Мою жизнь непроглядным, обложным туманом заволакивает безнадежность, неизбежность старости и связанной с нею некоей глухоты, бесчувственности собственной души. И лишь на дне ее пробивается хлипкое, едва живое желание написать выстраданную повесть об утрате человеком надежды, всю жизнь натыкавшейся на жестокость, несправедливость и ложь. Эпиграфом были бы слова Монтеня из его «Проб», или «Опытов»: «От мыслей о смерти более отталкивающей делается жизнь, от мыслей о жизни — смерть».
В посмертной книге Иво Андрича «Знаки вдоль дороги» есть философско-публицистический этюд о белградском метрдотеле, вышколенном ресторанном кельнере, который, мало-мальски владея иностранными языками, угодливо, по-плебейски изгибался, когда привечал англичан. итальянцев, немцев. С местными же посетителями, обращавшимися к нему по-сербски, делался хамоватым, жестким, сыпал злобными окриками и угрозами.
Как заметил Андрич, кельнеру казалось, что быть вежливым на сербском языке просто невозможно.
Чему ж удивляться, что на моем родном проспекте Скорины так много плакатов, транспарантов и вывесок с надписями на иностранных языках. Лишь время от времени мелькнет белорусское слово, написанное или составленное с каким-то даже злорадством.
Сколько же их у нас, неистребимых кельнеров, угодливых и по-рабски преданных всему чужому! И как бездумно они, закатав рукава, стоят подле белорусского реликтового слова, высящегося поистине, как сосна, напоминая паникадило, — стоят с тяжелыми, хищно отточенными лесорубскими топорами.
Пористой, как свежий пенопласт, иссиня-белой порошей за ночь обновились и прихорошились городские дворы и крышы. Солнце золотит кромку тяжелой тучи, что, как притомленный айсберг, оседает за длинной стеною охристых зданий. Молодое утро. Предрождественская благодать. Но за окно вниз не глянешь. Хоронясь за синими вагончиками-бытовками, похмеляются молодые мужчины и опухшие, с бурачного цвета лицами женщины — разливают в белые пластмассовые стаканчики бесцветную жидкость, читай — водку. Достают из желтой, облупившейся сумки, стоящей под ногами, вялое сало и хлеб.
Жутковато делается от нашего, уже поголовного пьянства вблизи городских помоек. Благо, эти хоть не ищут, чем закусить, в стоящих поодаль контейнерах с отходами нашей с вами жизнедеятельности.
Человек — грешен. И вредит больше всего себе сам: распился, распоясался. Но ведь кто-то же поставил, блюдя свою выгоду, чуть ли не в каждом колхозе и совхозе спиртзаводики с применением новейших шведских разливочных линий.
Борьба идет не за человека и не за его моральную чистоту и душу, а за искусительный дензнак с лобастым Франклином в сплюснутом по бокам круге. И чудеса — все попадают в этот замкнутый круг.

Аннотированные записи элементов —
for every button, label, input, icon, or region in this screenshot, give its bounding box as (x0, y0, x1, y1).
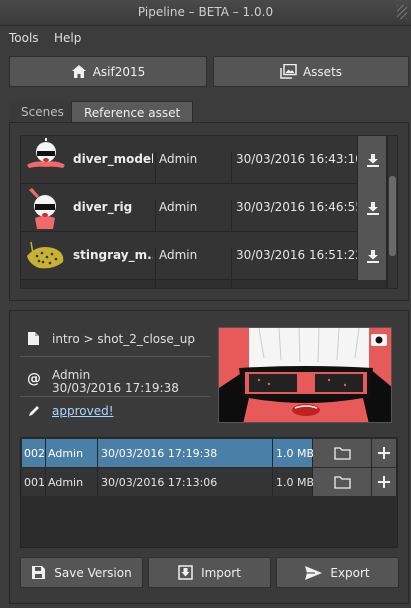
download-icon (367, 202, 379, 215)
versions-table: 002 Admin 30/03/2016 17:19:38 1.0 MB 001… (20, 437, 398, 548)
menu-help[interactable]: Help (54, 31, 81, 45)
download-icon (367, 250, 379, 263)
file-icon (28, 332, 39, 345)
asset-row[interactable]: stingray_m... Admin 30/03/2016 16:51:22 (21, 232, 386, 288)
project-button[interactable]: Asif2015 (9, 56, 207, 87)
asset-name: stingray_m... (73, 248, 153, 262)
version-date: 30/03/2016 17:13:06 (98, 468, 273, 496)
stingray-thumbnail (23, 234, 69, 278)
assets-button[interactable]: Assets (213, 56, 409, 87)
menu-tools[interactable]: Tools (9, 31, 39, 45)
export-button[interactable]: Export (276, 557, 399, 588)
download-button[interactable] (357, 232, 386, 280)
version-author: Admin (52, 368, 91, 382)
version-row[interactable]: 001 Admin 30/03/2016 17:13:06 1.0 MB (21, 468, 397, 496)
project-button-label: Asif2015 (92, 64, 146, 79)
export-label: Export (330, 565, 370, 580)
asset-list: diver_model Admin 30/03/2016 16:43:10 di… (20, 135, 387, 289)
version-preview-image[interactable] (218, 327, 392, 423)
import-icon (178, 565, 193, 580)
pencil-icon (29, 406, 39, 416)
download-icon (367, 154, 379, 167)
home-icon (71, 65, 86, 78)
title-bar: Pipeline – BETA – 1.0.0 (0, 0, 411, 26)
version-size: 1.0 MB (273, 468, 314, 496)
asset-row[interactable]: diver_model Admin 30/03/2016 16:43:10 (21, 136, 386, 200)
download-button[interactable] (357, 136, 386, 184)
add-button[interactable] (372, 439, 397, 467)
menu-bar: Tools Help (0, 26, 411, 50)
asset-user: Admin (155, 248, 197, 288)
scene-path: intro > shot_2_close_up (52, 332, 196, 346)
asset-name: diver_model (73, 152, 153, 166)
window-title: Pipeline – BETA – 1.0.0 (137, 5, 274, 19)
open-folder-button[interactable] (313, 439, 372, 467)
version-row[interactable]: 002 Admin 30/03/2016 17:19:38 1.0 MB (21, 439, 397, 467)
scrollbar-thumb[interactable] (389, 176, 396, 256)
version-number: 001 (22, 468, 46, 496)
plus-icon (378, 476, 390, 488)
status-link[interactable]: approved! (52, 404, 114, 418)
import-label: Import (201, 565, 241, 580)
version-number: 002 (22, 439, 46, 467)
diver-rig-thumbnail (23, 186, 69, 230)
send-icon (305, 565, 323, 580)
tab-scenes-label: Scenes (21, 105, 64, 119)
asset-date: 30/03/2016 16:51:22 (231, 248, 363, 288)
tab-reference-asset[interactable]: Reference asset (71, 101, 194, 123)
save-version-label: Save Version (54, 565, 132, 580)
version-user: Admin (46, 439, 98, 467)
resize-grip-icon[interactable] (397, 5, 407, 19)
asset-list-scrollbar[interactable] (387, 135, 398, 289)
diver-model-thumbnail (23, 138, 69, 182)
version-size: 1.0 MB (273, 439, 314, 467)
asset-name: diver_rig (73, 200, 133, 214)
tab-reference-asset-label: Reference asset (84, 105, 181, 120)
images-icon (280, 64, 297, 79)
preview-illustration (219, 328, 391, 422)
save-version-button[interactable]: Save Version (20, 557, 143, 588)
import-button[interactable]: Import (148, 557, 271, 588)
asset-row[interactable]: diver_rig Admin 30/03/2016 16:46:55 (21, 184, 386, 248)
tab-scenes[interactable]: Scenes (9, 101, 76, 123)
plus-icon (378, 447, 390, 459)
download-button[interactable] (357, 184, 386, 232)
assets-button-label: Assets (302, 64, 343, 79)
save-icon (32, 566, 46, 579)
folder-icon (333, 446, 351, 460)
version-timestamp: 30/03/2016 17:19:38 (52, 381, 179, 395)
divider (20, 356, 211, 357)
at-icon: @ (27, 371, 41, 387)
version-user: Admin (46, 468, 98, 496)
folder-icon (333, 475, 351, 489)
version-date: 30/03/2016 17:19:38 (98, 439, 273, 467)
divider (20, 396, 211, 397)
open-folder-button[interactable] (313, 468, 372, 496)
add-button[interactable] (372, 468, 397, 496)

---

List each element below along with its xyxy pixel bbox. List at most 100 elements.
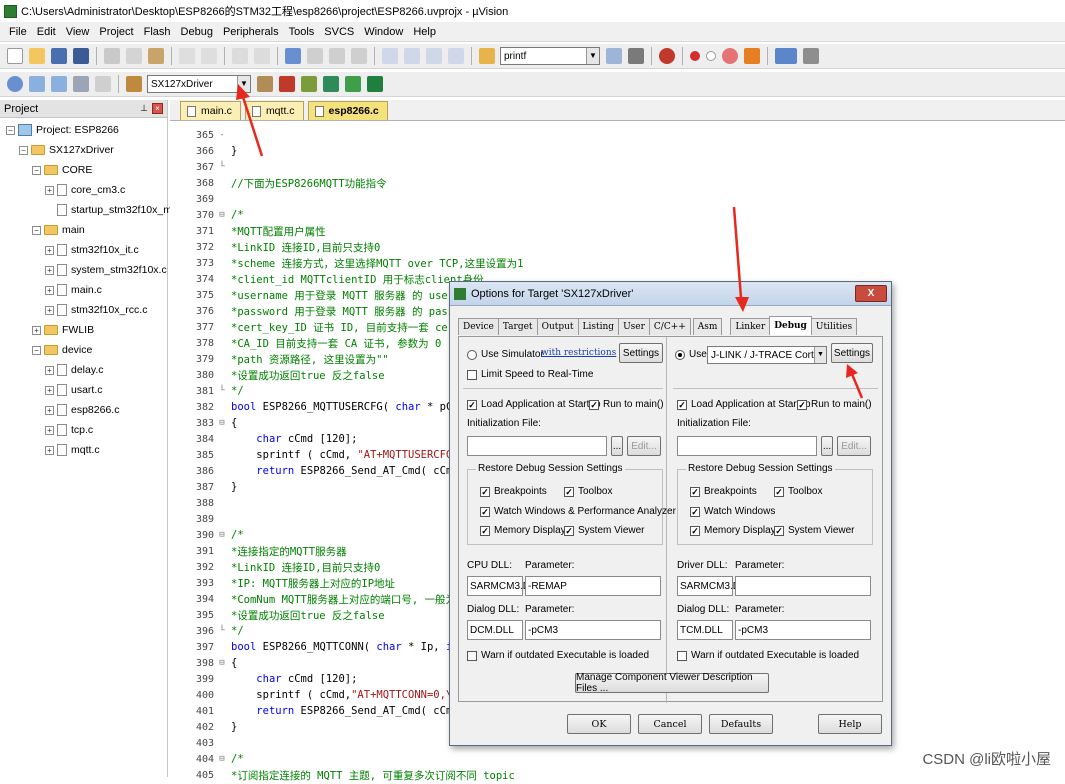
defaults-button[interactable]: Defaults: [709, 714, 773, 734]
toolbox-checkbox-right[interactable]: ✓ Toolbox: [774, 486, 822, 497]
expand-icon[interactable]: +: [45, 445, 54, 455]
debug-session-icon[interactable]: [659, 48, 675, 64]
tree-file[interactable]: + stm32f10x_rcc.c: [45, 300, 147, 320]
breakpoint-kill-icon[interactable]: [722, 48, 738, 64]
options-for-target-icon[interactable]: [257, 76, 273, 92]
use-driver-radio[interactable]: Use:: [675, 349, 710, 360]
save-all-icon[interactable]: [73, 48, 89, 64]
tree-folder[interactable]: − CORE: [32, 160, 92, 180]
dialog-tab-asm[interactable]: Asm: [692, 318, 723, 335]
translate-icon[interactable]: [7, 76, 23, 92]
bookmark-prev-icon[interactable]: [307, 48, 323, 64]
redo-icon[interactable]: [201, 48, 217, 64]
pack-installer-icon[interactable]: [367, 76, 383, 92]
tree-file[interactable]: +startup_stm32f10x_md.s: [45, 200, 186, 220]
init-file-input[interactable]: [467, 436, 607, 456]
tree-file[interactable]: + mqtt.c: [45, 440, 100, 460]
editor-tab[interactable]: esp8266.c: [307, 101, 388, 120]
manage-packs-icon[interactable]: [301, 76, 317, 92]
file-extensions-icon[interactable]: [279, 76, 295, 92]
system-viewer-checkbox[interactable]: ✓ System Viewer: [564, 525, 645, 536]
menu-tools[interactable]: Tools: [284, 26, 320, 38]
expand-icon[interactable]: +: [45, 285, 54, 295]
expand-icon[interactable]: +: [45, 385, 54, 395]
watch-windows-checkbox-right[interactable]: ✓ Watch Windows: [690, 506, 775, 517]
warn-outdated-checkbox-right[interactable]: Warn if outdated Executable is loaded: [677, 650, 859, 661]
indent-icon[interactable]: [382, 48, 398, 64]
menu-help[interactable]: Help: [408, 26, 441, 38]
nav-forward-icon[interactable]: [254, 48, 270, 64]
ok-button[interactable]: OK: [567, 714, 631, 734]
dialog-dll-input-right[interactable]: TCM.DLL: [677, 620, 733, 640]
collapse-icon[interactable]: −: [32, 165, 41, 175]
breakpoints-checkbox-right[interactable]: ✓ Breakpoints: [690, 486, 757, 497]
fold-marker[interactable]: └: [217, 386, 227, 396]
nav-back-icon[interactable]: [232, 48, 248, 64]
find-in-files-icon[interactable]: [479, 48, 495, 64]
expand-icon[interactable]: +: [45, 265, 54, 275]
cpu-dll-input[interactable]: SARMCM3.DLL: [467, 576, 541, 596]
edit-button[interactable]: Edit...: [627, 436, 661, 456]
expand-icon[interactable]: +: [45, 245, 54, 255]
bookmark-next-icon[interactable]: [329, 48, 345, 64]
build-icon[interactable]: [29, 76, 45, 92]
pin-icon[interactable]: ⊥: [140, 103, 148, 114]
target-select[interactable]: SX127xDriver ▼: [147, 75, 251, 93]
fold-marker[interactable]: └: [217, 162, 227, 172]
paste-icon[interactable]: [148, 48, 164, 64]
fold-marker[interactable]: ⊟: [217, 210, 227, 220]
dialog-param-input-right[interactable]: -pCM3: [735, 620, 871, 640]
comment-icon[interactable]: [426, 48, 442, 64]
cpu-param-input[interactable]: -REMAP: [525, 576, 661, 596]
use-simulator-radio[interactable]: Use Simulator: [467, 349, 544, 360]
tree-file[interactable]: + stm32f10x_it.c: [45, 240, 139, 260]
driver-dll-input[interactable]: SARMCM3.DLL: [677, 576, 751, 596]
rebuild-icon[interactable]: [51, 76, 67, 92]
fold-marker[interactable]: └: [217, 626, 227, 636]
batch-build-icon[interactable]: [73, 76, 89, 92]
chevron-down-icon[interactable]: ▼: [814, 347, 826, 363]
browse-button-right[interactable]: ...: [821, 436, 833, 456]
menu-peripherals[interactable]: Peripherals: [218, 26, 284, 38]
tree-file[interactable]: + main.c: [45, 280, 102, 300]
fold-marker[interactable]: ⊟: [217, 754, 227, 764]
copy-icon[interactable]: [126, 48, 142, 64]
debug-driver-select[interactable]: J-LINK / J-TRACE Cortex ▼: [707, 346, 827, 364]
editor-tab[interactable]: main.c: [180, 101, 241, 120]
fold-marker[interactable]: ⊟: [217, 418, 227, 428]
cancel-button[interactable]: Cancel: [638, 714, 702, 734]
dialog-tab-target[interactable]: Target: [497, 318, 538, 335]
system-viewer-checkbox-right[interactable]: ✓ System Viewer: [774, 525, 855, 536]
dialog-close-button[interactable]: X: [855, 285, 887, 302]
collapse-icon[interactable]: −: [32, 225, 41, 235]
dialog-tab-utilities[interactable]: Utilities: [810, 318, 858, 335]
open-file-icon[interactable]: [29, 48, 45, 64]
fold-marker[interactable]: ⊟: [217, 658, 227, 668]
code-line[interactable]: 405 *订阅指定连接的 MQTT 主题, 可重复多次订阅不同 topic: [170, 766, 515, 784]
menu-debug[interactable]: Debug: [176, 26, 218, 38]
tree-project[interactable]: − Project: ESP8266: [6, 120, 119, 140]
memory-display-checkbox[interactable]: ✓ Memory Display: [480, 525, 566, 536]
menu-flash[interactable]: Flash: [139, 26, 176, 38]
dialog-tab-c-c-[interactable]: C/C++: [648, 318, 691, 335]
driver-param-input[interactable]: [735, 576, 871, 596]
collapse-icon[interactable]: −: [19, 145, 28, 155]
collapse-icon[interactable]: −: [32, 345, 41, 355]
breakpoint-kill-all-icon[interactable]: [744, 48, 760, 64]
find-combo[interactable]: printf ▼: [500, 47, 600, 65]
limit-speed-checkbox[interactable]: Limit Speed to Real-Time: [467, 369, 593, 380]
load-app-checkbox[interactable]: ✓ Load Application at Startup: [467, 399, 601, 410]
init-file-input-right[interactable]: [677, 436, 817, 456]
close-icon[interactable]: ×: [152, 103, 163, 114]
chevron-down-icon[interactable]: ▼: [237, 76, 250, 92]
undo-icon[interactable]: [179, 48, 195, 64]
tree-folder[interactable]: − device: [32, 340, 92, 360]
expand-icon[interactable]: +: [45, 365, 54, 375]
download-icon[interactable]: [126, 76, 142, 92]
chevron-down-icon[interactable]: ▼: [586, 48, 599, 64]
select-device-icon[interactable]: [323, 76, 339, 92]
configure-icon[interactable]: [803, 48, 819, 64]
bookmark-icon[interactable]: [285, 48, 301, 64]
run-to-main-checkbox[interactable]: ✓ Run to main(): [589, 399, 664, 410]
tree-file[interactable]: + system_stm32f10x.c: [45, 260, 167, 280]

---

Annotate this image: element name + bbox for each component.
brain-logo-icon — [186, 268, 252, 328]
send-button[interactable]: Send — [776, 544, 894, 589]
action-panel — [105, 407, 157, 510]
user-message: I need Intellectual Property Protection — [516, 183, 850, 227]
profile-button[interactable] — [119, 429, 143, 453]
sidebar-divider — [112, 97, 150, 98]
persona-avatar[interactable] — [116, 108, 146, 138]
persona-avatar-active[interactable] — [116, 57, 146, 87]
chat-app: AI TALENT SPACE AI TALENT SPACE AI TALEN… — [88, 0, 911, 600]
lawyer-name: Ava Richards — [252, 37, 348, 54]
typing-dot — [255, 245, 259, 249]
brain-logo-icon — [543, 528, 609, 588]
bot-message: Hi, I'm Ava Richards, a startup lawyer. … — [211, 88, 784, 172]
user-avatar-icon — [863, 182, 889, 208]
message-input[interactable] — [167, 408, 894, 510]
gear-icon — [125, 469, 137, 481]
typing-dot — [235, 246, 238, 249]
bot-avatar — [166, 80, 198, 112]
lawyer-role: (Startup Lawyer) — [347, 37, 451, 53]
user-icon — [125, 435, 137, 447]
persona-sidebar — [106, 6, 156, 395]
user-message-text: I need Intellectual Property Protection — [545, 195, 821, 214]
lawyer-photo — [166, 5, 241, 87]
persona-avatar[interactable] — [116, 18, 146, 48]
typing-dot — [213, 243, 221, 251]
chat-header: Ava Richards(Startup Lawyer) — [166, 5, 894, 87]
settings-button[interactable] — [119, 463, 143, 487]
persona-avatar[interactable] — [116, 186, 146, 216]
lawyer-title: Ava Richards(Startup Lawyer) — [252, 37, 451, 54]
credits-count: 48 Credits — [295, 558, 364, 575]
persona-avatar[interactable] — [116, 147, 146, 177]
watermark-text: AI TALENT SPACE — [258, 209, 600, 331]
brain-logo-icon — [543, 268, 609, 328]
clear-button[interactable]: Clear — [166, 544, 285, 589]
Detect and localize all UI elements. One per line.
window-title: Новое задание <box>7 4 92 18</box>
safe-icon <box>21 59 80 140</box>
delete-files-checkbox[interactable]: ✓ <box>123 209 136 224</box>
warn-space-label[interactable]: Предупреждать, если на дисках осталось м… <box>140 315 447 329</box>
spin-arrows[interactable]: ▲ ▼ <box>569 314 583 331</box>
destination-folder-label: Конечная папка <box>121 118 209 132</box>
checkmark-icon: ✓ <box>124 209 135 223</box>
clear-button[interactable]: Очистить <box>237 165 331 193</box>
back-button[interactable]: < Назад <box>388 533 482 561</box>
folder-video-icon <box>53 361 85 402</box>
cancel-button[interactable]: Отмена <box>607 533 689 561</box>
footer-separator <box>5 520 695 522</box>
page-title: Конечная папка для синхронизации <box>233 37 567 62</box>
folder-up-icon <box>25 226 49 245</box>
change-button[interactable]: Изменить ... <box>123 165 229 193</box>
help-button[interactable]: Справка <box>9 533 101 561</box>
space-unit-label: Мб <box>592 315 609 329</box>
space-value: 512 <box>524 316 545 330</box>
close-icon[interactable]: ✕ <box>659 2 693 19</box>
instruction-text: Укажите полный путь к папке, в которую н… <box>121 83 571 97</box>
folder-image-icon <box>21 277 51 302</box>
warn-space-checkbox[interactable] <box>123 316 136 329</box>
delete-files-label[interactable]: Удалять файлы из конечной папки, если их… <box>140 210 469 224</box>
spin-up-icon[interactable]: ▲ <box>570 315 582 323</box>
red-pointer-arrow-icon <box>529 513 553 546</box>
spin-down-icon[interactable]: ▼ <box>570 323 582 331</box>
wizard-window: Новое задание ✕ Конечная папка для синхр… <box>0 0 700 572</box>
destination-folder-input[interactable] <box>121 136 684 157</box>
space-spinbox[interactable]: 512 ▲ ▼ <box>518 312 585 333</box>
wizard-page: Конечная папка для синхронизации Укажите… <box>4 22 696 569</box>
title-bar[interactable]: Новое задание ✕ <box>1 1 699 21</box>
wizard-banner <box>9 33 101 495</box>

Задания —
1) Ответьте на вопросы по цитируемому тексту:
(a) Как называется посмертная книга Иво Андрича?
(b) Что, как заметил Андрич, казалось кельнеру невозможным?
(c) Какие разливочные линии применяются на спиртзаводиках?
2) Допишите следующую часть цитируемого текста, начав сразу после его последнего предложения.
Строки представляют собой самостоятельный материал, отдельный от цитируемого текста.

Ответы к заданиям —
1)
(a) «Знаки вдоль дороги».
(b) Быть вежливым на сербском языке.
(c) Новейшие шведские разливочные линии.

2)
Лучше, пожалуй, читать Петруса Бареля, чем Петруся Бровку. Слава Богу, я и не раскрывал «Калі зліваюцца рэкі», так как был уже умудрен и кое-чему научен, отведав в отроческие годы так называемой прозы лесных солдат. Помнится, как в школьном коридоре, не отрываясь, прочел oтмеченную Сталинской премией кулешовскую «Новае рэчышча» (ее перепечатала, кажется, газета «Звязда», которая и была вывешена на специальной доске) и был не только разочарован, а скорее — оскорблен тем, что не наткнулся ни на одну строку, которая отозвалась бы в душе поэтической струной. Я был бескомпромиссен, как и многие в свои пятнадцать лет. Не принял, само собой, и кулешовскою сборника с отлынивающим, удручающе-политизированным названием — «Камуністы». В светлые молодые годы магнитом тянуло к искусительно-красивому слову, слову-загадке, возвышенному, пусть даже переслащенному:
Падаюць сняжынкі — дыяменты-росы,
Пялаюць бялюткі за маім акном...
Щемящее, с нескрытой слезою, бьющая через край юношеская искренность Павлюка Труса была созвучна моей душе, а трезвая, утрамбованная, или, точнее, заасфальтированная правда Кулешова заставляла холодно сторониться, потому что за рифмованной суховатой, рациональной строкой угадывалась вынужденная фальшь. Позднее, уже в шестидесятые голы, я приблизился к тому, чтобы понять покаянное, больно израненное сердце Аркадия Кулешова.
Плод греха и плод праведности. На этих весах колеблется наша душа. И мне вспомнился величайший из страдальцев Янка Купала:
Любіць... Kaгo, за што любіць?
I ненавідзіць сіл няхват.
О Божа праведны, ты сілу
Сваю вяліку акажы.
Не згінунь з бацькаўшчыны мілай
Свайму слузе дапамажы.
Caшлі мне светлую падмогу
Астаткі сіл сваім аддаць
І — не зрабіўшы брату злога —
Пад крыжам бацькавым сканаць.
У забытого и открытого заново, как это бывает в жизни и в литературе, русского поэта Константина Бальмонта то же чудачество, те же возвышенность и детская наивность, что и у нашего Владимира Короткевича. И тот же изящный, на пальчиках, стиль: «...был на концерте Прокофьева. Он играл, как юный Бог! Это было волшебство». «Историк Haumant (Оман) сказал обо мне хвалебное слово и возвестил, что я не только солнечный поэт, но даже — проходящий по Земле — солнечный Бог».
С письма Бальмонта мило-наивные, злые, мстительные — и все же интересные. Он заключил мир с ненавистным ему Мережковским, заставлял целоваться не переносящихдруг друга Куприна с Буниным. «Оборотни с волчьей пастью», — это он, видимо, о Бунине с Мережковским.
Отмеченные светлой грустью письма к княгине Шаховской, в которую был влюблен, несмотря на 24 года разницы в возрасте, чьи «золотистые плечи в вечернем солнце Москвы» и сладкие объятия одиноко и печально вспоминал в неприютном Париже, — вызывают в памяти переписку Бальзака с Ганской или Мериме с незнакомкой.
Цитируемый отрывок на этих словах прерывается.